Continue the news text about Traveller evictions and the Dale Farm community from where it stops, ahead of the material that follows it.
======== Page text ========
Meanwhile, UK delegate Cliff Codona, who was himself evicted from Woodside, and
primary delegate Kay Beard, of the UK Association of Gypsy Women, intend to put a resolution forward at the ERTF session in Strasbourg calling for a moratorium on evictions and other forms of legalised ethnic-cleaning currently common not only in Britain but in many parts of  Europe.

A second proposed resolution from the UK representatives to the expected assembly of elected delegates from some 40 countries urges the ERTF to “encourage and promote” the celebration of 8 April as Roma Nation Day by hundreds of Romani and Traveller organisations in Council of Europe member states.

This call to take the lead in the further mobilization Europe’s ten million Roma, on the occasion of the 35th anniversary of Roma Nation Day, is likely to find wide support among those delegates who are already bent on extending the role of the Forum beyond that of a mere consultative body.

Travellers Fight for Homes

Travellers Tell Officials; “We’ll Fight For Our Homes”

The first-ever talks with local government officials to take place at Dale Farm, the 85-family community threatened with destruction by Basildon district council, appears have produced a positive outcome. Residents’ spokesman Richard Sheridan has welcomed a proposal from Philip Hamberger, assistant to chief executive Bala Mahedram, to set up an inter-community public meeting at Crays Hill later this autumn. “We’re obliged to promote good community relations,” newly-appointed diversity consultant Fola Kudehinbu, told the meeting held at the home of resident Mary Ann McCarthy. (13 Sept). Mrs McCarthy said all the residents wanted was to be left in peace to enjoy the homes they had created on the land they had purchased. They wanted nothing from the council except a piece of paper granting planning permission.
======== Data section ========
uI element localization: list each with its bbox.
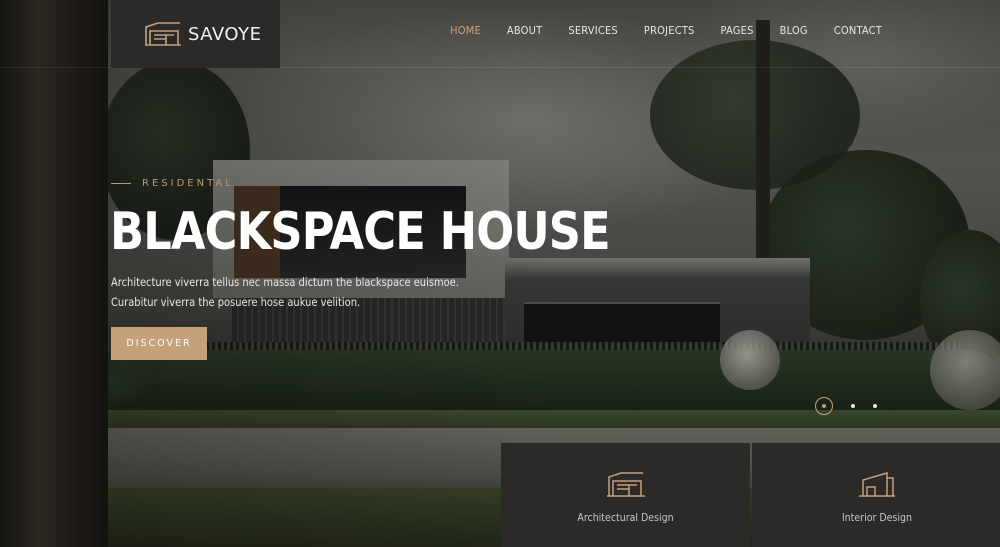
========
__Output of the exercise__
What no one wanted, she said, was for the council to send in bulldozers and crush everything that belonged to them, along with their hopes and dreams for a better future for their children and grandchildren. “I don’t want to see all the children shouting and screaming,” Mrs McCarthy told Mr Hamberger. “We’ll put up a fight if you send the bailiffs in here.”

In response Mr Hamberger said he personally could not alter the decision made by the council to spend £2 million on an eviction operation. For now it was up to the courts. But whoever was left at Dale Farm, whether 20% or 50% of the present population, his purpose was to improve relations.

“You can’t improve relations by evicting people,” interjected Wickford resident Anna Kobayashi. “We have a hundred Travellers coming to our church and that to my mind is real community relations.”

Mr Sheridan said he was determined to see 100% of the people remained. “We don’t want you to spend £2 million trying to get us off here – keep your money and leave us to live happily ever after.”

He suggested that the council could help promote a better image of Travellers simply by using different language. For start, the word encampment should be dropped and Dale Farm described instead as a village.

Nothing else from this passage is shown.